What the task requires:
Images are not part of the copy; write out the rest of the data exactly as given.

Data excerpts
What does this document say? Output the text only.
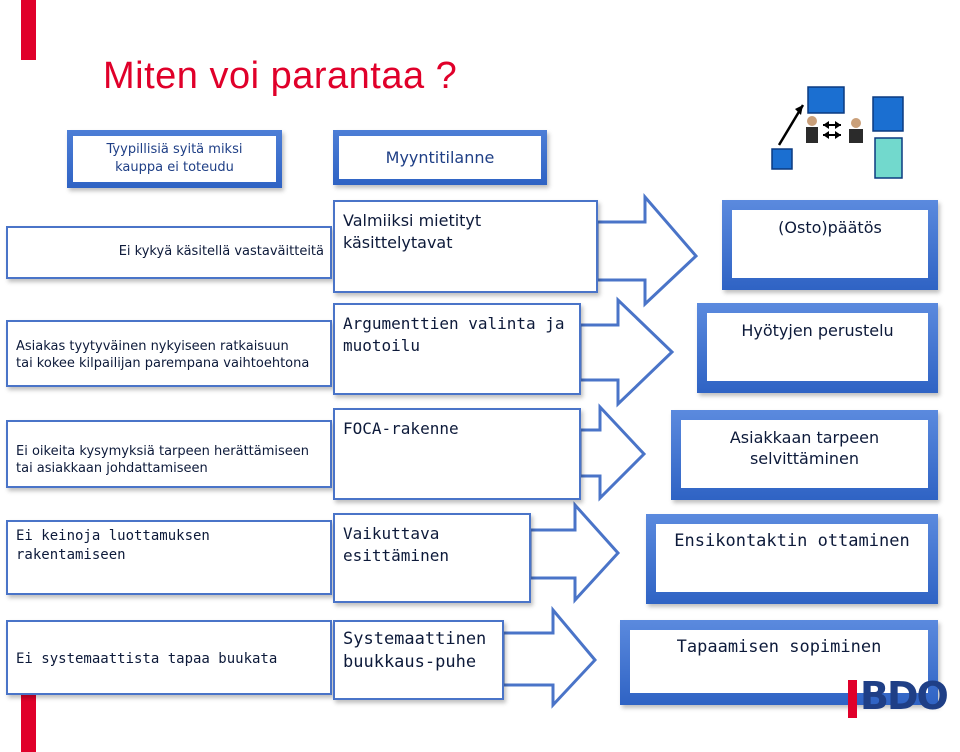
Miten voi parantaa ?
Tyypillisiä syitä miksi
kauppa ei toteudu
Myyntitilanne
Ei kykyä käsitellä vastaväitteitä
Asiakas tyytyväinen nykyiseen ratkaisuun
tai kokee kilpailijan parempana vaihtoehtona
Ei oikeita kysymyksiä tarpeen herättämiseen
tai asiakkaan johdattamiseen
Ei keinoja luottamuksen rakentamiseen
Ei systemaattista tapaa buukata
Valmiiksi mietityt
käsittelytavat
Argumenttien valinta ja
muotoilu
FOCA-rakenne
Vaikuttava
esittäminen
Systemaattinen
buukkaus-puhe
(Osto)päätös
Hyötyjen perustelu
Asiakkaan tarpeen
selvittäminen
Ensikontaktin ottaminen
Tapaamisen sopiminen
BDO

Solved problem:
What does this document say? Output the text only.
Miten voi parantaa ?
Tyypillisiä syitä miksi
kauppa ei toteudu
Myyntitilanne
Ei kykyä käsitellä vastaväitteitä
Asiakas tyytyväinen nykyiseen ratkaisuun
tai kokee kilpailijan parempana vaihtoehtona
Ei oikeita kysymyksiä tarpeen herättämiseen
tai asiakkaan johdattamiseen
Ei keinoja luottamuksen rakentamiseen
Ei systemaattista tapaa buukata
Valmiiksi mietityt
käsittelytavat
Argumenttien valinta ja
muotoilu
FOCA-rakenne
Vaikuttava
esittäminen
Systemaattinen
buukkaus-puhe
(Osto)päätös
Hyötyjen perustelu
Asiakkaan tarpeen
selvittäminen
Ensikontaktin ottaminen
Tapaamisen sopiminen
BDO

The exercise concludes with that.